╭─ EXERCISE MATERIALS

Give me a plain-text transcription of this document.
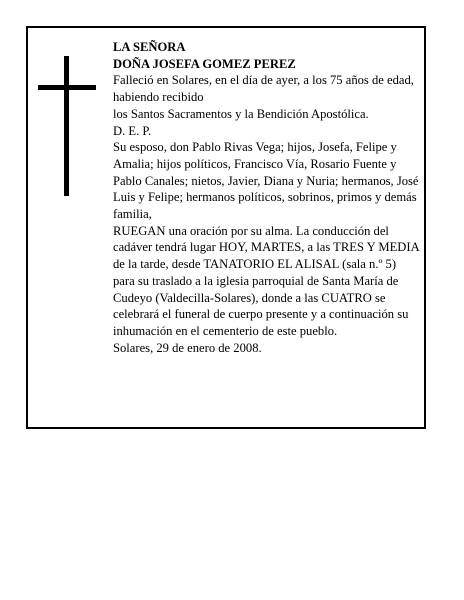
LA SEÑORA

DOÑA JOSEFA GOMEZ PEREZ

Falleció en Solares, en el día de ayer, a los 75 años de edad, habiendo recibido

los Santos Sacramentos y la Bendición Apostólica.

D. E. P.

Su esposo, don Pablo Rivas Vega; hijos, Josefa, Felipe y Amalia; hijos políticos, Francisco Vía, Rosario Fuente y Pablo Canales; nietos, Javier, Diana y Nuria; hermanos, José Luis y Felipe; hermanos políticos, sobrinos, primos y demás familia,

RUEGAN una oración por su alma. La conducción del cadáver tendrá lugar HOY, MARTES, a las TRES Y MEDIA de la tarde, desde TANATORIO EL ALISAL (sala n.º 5) para su traslado a la iglesia parroquial de Santa María de Cudeyo (Valdecilla-Solares), donde a las CUATRO se celebrará el funeral de cuerpo presente y a continuación su inhumación en el cementerio de este pueblo.

Solares, 29 de enero de 2008.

╰─

TASK GOAL: Copy the whole of the material above exactly, but not its images.

EXERCISE ANSWER:
Give me a plain-text transcription of this document.
LA SEÑORA

DOÑA JOSEFA GOMEZ PEREZ

Falleció en Solares, en el día de ayer, a los 75 años de edad, habiendo recibido

los Santos Sacramentos y la Bendición Apostólica.

D. E. P.

Su esposo, don Pablo Rivas Vega; hijos, Josefa, Felipe y Amalia; hijos políticos, Francisco Vía, Rosario Fuente y Pablo Canales; nietos, Javier, Diana y Nuria; hermanos, José Luis y Felipe; hermanos políticos, sobrinos, primos y demás familia,

RUEGAN una oración por su alma. La conducción del cadáver tendrá lugar HOY, MARTES, a las TRES Y MEDIA de la tarde, desde TANATORIO EL ALISAL (sala n.º 5) para su traslado a la iglesia parroquial de Santa María de Cudeyo (Valdecilla-Solares), donde a las CUATRO se celebrará el funeral de cuerpo presente y a continuación su inhumación en el cementerio de este pueblo.

Solares, 29 de enero de 2008.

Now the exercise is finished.